*Task goal:* Return all lines in the material below that contain "verschie".

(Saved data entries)
[Begin]

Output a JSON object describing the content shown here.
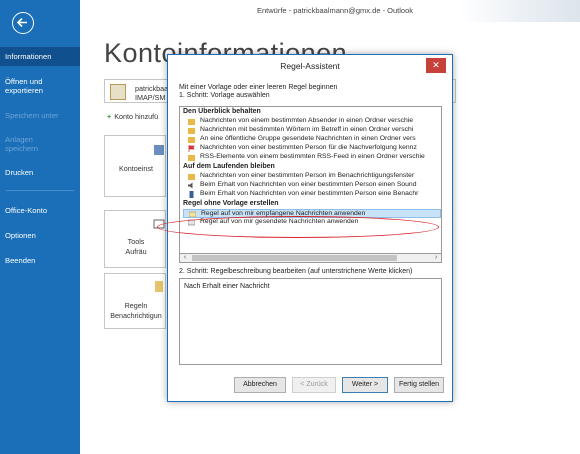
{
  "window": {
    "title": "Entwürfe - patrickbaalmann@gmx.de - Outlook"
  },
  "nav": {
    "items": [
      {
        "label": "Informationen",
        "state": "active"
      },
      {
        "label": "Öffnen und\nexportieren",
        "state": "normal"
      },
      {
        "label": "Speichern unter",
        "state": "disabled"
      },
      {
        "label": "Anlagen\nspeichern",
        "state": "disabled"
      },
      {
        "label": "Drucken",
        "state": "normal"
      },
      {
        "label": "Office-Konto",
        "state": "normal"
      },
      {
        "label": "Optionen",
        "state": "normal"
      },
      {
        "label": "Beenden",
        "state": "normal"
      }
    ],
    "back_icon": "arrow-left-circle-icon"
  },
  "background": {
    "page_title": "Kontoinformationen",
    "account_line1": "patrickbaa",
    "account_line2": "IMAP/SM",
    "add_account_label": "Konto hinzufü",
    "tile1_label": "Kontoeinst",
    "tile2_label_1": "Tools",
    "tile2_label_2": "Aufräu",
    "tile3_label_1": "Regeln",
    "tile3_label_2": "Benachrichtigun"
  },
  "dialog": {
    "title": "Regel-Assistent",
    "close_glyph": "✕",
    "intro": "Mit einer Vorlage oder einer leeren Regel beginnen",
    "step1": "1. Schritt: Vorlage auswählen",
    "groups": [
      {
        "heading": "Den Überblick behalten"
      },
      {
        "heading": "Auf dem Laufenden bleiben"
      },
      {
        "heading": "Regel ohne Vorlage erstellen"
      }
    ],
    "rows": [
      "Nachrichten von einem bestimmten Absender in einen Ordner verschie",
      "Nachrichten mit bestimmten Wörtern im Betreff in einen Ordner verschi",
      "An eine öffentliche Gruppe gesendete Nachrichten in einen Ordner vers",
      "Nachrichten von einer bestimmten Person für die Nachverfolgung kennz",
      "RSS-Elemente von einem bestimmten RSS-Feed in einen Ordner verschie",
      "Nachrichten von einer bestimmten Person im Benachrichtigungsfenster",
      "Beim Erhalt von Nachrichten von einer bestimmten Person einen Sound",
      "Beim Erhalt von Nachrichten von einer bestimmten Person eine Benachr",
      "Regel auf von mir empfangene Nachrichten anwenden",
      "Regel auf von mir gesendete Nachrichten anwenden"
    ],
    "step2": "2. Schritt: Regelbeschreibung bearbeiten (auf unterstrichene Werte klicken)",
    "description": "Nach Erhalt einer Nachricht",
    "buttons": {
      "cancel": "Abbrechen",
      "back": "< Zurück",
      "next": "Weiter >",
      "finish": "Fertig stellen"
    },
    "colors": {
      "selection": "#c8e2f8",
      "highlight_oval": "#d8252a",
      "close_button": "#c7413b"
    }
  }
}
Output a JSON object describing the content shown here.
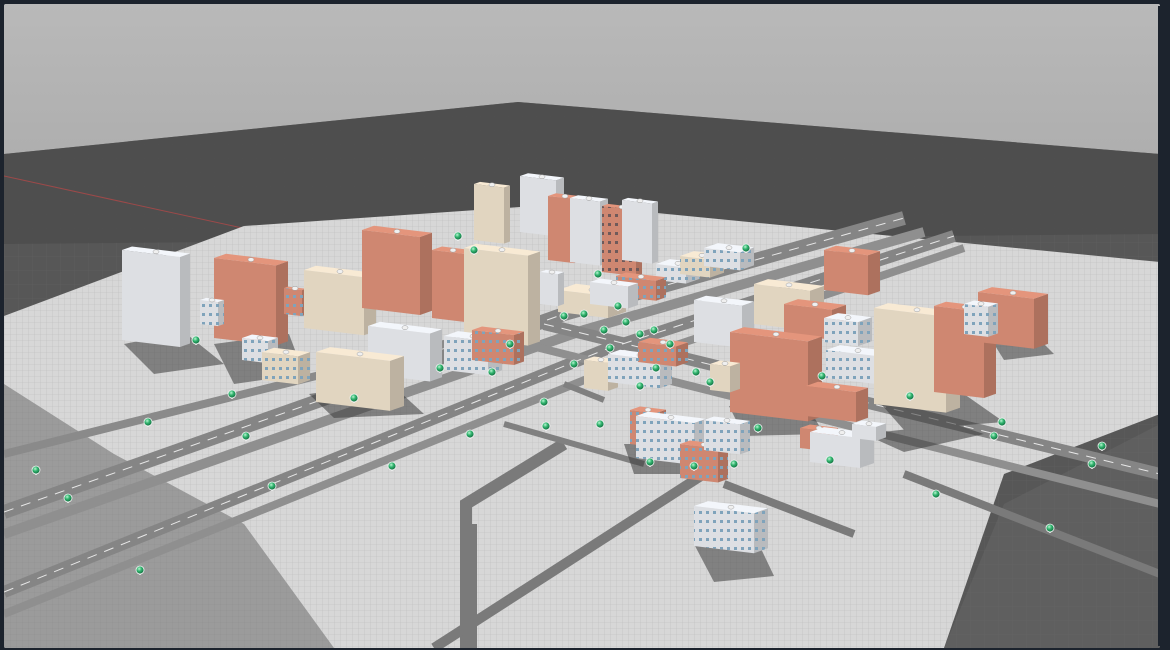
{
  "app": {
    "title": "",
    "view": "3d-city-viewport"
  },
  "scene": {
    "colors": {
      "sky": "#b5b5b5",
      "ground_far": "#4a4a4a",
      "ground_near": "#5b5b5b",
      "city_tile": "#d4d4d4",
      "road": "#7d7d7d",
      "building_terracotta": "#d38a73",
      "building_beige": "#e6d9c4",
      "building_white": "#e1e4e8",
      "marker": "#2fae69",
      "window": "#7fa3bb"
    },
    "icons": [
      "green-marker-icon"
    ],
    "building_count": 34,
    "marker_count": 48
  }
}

[End]

*Finished exercise:*
      "Nachrichten von einem bestimmten Absender in einen Ordner verschie",
      "RSS-Elemente von einem bestimmten RSS-Feed in einen Ordner verschie",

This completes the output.